[Chart and figure data]
==================================================

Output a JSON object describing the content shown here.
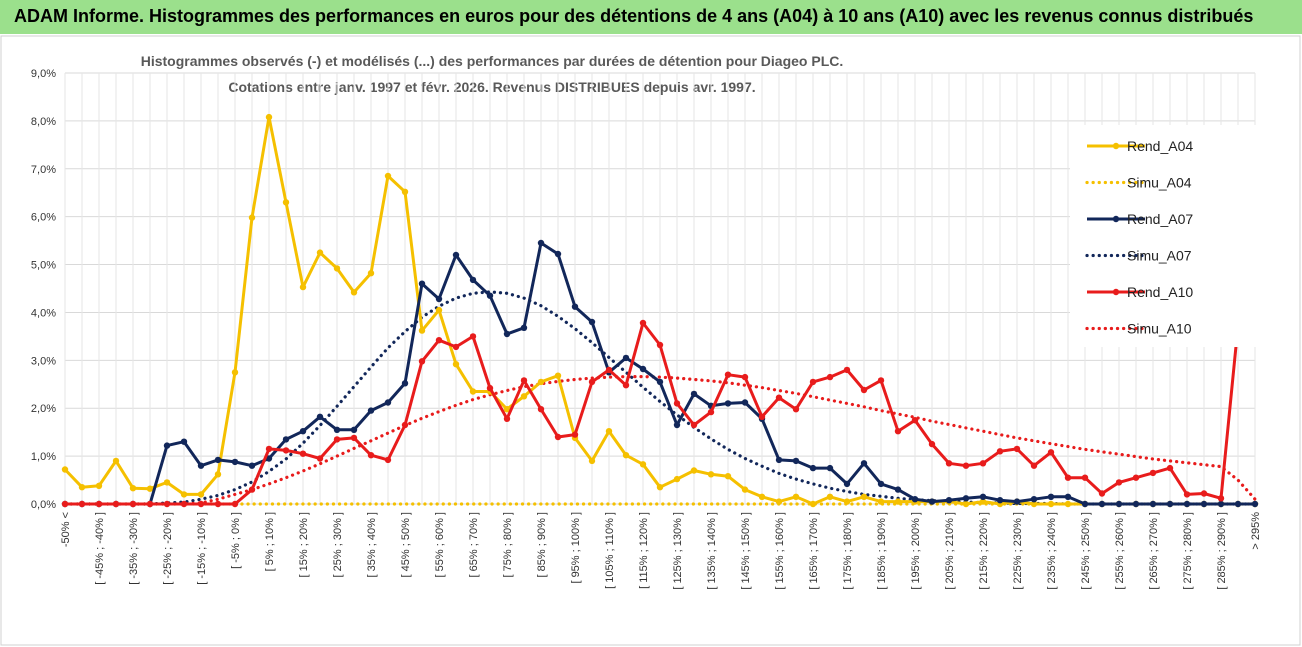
{
  "banner": {
    "title": "ADAM Informe. Histogrammes des performances en euros pour des détentions de 4 ans (A04) à 10 ans (A10) avec les revenus connus distribués"
  },
  "chart_data": {
    "type": "line",
    "title": "Histogrammes observés (-) et modélisés (...) des performances par durées de détention pour Diageo PLC.",
    "subtitle": "Cotations entre janv. 1997 et févr. 2026. Revenus DISTRIBUES depuis avr. 1997.",
    "xlabel": "",
    "ylabel": "",
    "ylim": [
      0,
      9
    ],
    "yticks": [
      "0,0%",
      "1,0%",
      "2,0%",
      "3,0%",
      "4,0%",
      "5,0%",
      "6,0%",
      "7,0%",
      "8,0%",
      "9,0%"
    ],
    "grid": true,
    "legend_position": "right",
    "categories": [
      "-50% <",
      "[ -50% ; -45% ]",
      "[ -45% ; -40% ]",
      "[ -40% ; -35% ]",
      "[ -35% ; -30% ]",
      "[ -30% ; -25% ]",
      "[ -25% ; -20% ]",
      "[ -20% ; -15% ]",
      "[ -15% ; -10% ]",
      "[ -10% ; -5% ]",
      "[ -5% ; 0% ]",
      "[ 0% ; 5% ]",
      "[ 5% ; 10% ]",
      "[ 10% ; 15% ]",
      "[ 15% ; 20% ]",
      "[ 20% ; 25% ]",
      "[ 25% ; 30% ]",
      "[ 30% ; 35% ]",
      "[ 35% ; 40% ]",
      "[ 40% ; 45% ]",
      "[ 45% ; 50% ]",
      "[ 50% ; 55% ]",
      "[ 55% ; 60% ]",
      "[ 60% ; 65% ]",
      "[ 65% ; 70% ]",
      "[ 70% ; 75% ]",
      "[ 75% ; 80% ]",
      "[ 80% ; 85% ]",
      "[ 85% ; 90% ]",
      "[ 90% ; 95% ]",
      "[ 95% ; 100% ]",
      "[ 100% ; 105% ]",
      "[ 105% ; 110% ]",
      "[ 110% ; 115% ]",
      "[ 115% ; 120% ]",
      "[ 120% ; 125% ]",
      "[ 125% ; 130% ]",
      "[ 130% ; 135% ]",
      "[ 135% ; 140% ]",
      "[ 140% ; 145% ]",
      "[ 145% ; 150% ]",
      "[ 150% ; 155% ]",
      "[ 155% ; 160% ]",
      "[ 160% ; 165% ]",
      "[ 165% ; 170% ]",
      "[ 170% ; 175% ]",
      "[ 175% ; 180% ]",
      "[ 180% ; 185% ]",
      "[ 185% ; 190% ]",
      "[ 190% ; 195% ]",
      "[ 195% ; 200% ]",
      "[ 200% ; 205% ]",
      "[ 205% ; 210% ]",
      "[ 210% ; 215% ]",
      "[ 215% ; 220% ]",
      "[ 220% ; 225% ]",
      "[ 225% ; 230% ]",
      "[ 230% ; 235% ]",
      "[ 235% ; 240% ]",
      "[ 240% ; 245% ]",
      "[ 245% ; 250% ]",
      "[ 250% ; 255% ]",
      "[ 255% ; 260% ]",
      "[ 260% ; 265% ]",
      "[ 265% ; 270% ]",
      "[ 270% ; 275% ]",
      "[ 275% ; 280% ]",
      "[ 280% ; 285% ]",
      "[ 285% ; 290% ]",
      "[ 290% ; 295% ]",
      "> 295%"
    ],
    "series": [
      {
        "name": "Rend_A04",
        "style": "solid",
        "color": "#f5c000",
        "values": [
          0.72,
          0.35,
          0.38,
          0.9,
          0.33,
          0.32,
          0.45,
          0.2,
          0.2,
          0.62,
          2.75,
          5.98,
          8.08,
          6.3,
          4.53,
          5.25,
          4.92,
          4.42,
          4.82,
          6.85,
          6.52,
          3.62,
          4.05,
          2.92,
          2.35,
          2.35,
          1.98,
          2.25,
          2.55,
          2.68,
          1.38,
          0.9,
          1.52,
          1.02,
          0.83,
          0.35,
          0.52,
          0.7,
          0.62,
          0.58,
          0.3,
          0.15,
          0.05,
          0.15,
          0.0,
          0.15,
          0.05,
          0.15,
          0.05,
          0.05,
          0.05,
          0.05,
          0.05,
          0.0,
          0.05,
          0.0,
          0.05,
          0.0,
          0.0,
          0.0,
          0.0,
          0.0,
          0.0,
          0.0,
          0.0,
          0.0,
          0.0,
          0.0,
          0.0,
          0.0,
          0.0
        ]
      },
      {
        "name": "Simu_A04",
        "style": "dotted",
        "color": "#f5c000",
        "values": [
          0.0,
          0.0,
          0.0,
          0.0,
          0.0,
          0.0,
          0.0,
          0.0,
          0.0,
          0.0,
          0.0,
          0.0,
          0.0,
          0.0,
          0.0,
          0.0,
          0.0,
          0.0,
          0.0,
          0.0,
          0.0,
          0.0,
          0.0,
          0.0,
          0.0,
          0.0,
          0.0,
          0.0,
          0.0,
          0.0,
          0.0,
          0.0,
          0.0,
          0.0,
          0.0,
          0.0,
          0.0,
          0.0,
          0.0,
          0.0,
          0.0,
          0.0,
          0.0,
          0.0,
          0.0,
          0.0,
          0.0,
          0.0,
          0.0,
          0.0,
          0.0,
          0.0,
          0.0,
          0.0,
          0.0,
          0.0,
          0.0,
          0.0,
          0.0,
          0.0,
          0.0,
          0.0,
          0.0,
          0.0,
          0.0,
          0.0,
          0.0,
          0.0,
          0.0,
          0.0,
          0.0
        ]
      },
      {
        "name": "Rend_A07",
        "style": "solid",
        "color": "#12275a",
        "values": [
          0.0,
          0.0,
          0.0,
          0.0,
          0.0,
          0.0,
          1.22,
          1.3,
          0.8,
          0.92,
          0.88,
          0.8,
          0.95,
          1.35,
          1.52,
          1.82,
          1.55,
          1.55,
          1.95,
          2.12,
          2.52,
          4.6,
          4.28,
          5.2,
          4.68,
          4.35,
          3.55,
          3.68,
          5.45,
          5.22,
          4.12,
          3.8,
          2.75,
          3.05,
          2.82,
          2.55,
          1.65,
          2.3,
          2.05,
          2.1,
          2.12,
          1.78,
          0.92,
          0.9,
          0.75,
          0.75,
          0.42,
          0.85,
          0.42,
          0.3,
          0.1,
          0.05,
          0.08,
          0.12,
          0.15,
          0.08,
          0.05,
          0.1,
          0.15,
          0.15,
          0.0,
          0.0,
          0.0,
          0.0,
          0.0,
          0.0,
          0.0,
          0.0,
          0.0,
          0.0,
          0.0
        ]
      },
      {
        "name": "Simu_A07",
        "style": "dotted",
        "color": "#12275a",
        "values": [
          0.0,
          0.0,
          0.0,
          0.0,
          0.0,
          0.0,
          0.02,
          0.04,
          0.1,
          0.18,
          0.3,
          0.46,
          0.68,
          0.94,
          1.27,
          1.64,
          2.04,
          2.45,
          2.86,
          3.26,
          3.6,
          3.9,
          4.13,
          4.3,
          4.4,
          4.43,
          4.4,
          4.3,
          4.14,
          3.92,
          3.66,
          3.37,
          3.06,
          2.75,
          2.44,
          2.14,
          1.86,
          1.6,
          1.36,
          1.14,
          0.95,
          0.79,
          0.64,
          0.52,
          0.42,
          0.33,
          0.26,
          0.2,
          0.16,
          0.12,
          0.09,
          0.07,
          0.05,
          0.04,
          0.03,
          0.02,
          0.01,
          0.01,
          0.01,
          0.0,
          0.0,
          0.0,
          0.0,
          0.0,
          0.0,
          0.0,
          0.0,
          0.0,
          0.0,
          0.0,
          0.0
        ]
      },
      {
        "name": "Rend_A10",
        "style": "solid",
        "color": "#e81c1c",
        "values": [
          0.0,
          0.0,
          0.0,
          0.0,
          0.0,
          0.0,
          0.0,
          0.0,
          0.0,
          0.0,
          0.0,
          0.3,
          1.15,
          1.12,
          1.05,
          0.95,
          1.35,
          1.38,
          1.02,
          0.92,
          1.65,
          2.98,
          3.42,
          3.28,
          3.5,
          2.42,
          1.78,
          2.58,
          1.98,
          1.4,
          1.45,
          2.55,
          2.8,
          2.48,
          3.78,
          3.32,
          2.1,
          1.65,
          1.92,
          2.7,
          2.65,
          1.82,
          2.22,
          1.98,
          2.55,
          2.65,
          2.8,
          2.38,
          2.58,
          1.52,
          1.75,
          1.25,
          0.85,
          0.8,
          0.85,
          1.1,
          1.15,
          0.8,
          1.08,
          0.55,
          0.55,
          0.22,
          0.45,
          0.55,
          0.65,
          0.75,
          0.2,
          0.22,
          0.12,
          3.72,
          3.72
        ]
      },
      {
        "name": "Simu_A10",
        "style": "dotted",
        "color": "#e81c1c",
        "values": [
          0.0,
          0.0,
          0.0,
          0.0,
          0.0,
          0.0,
          0.0,
          0.0,
          0.02,
          0.1,
          0.2,
          0.3,
          0.42,
          0.55,
          0.69,
          0.84,
          1.0,
          1.16,
          1.32,
          1.48,
          1.64,
          1.79,
          1.93,
          2.06,
          2.18,
          2.28,
          2.37,
          2.45,
          2.51,
          2.56,
          2.6,
          2.63,
          2.65,
          2.66,
          2.66,
          2.65,
          2.63,
          2.6,
          2.57,
          2.53,
          2.48,
          2.43,
          2.37,
          2.31,
          2.24,
          2.17,
          2.1,
          2.03,
          1.95,
          1.88,
          1.81,
          1.73,
          1.66,
          1.59,
          1.52,
          1.45,
          1.38,
          1.32,
          1.26,
          1.2,
          1.14,
          1.09,
          1.04,
          0.99,
          0.94,
          0.9,
          0.86,
          0.82,
          0.78,
          0.5,
          0.1
        ]
      }
    ]
  }
}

==================================================

## Your goal
From the data above, copy out every line with the string "name" in it.

## Correct answer
        "name": "Rend_A04",
        "name": "Simu_A04",
        "name": "Rend_A07",
        "name": "Simu_A07",
        "name": "Rend_A10",
        "name": "Simu_A10",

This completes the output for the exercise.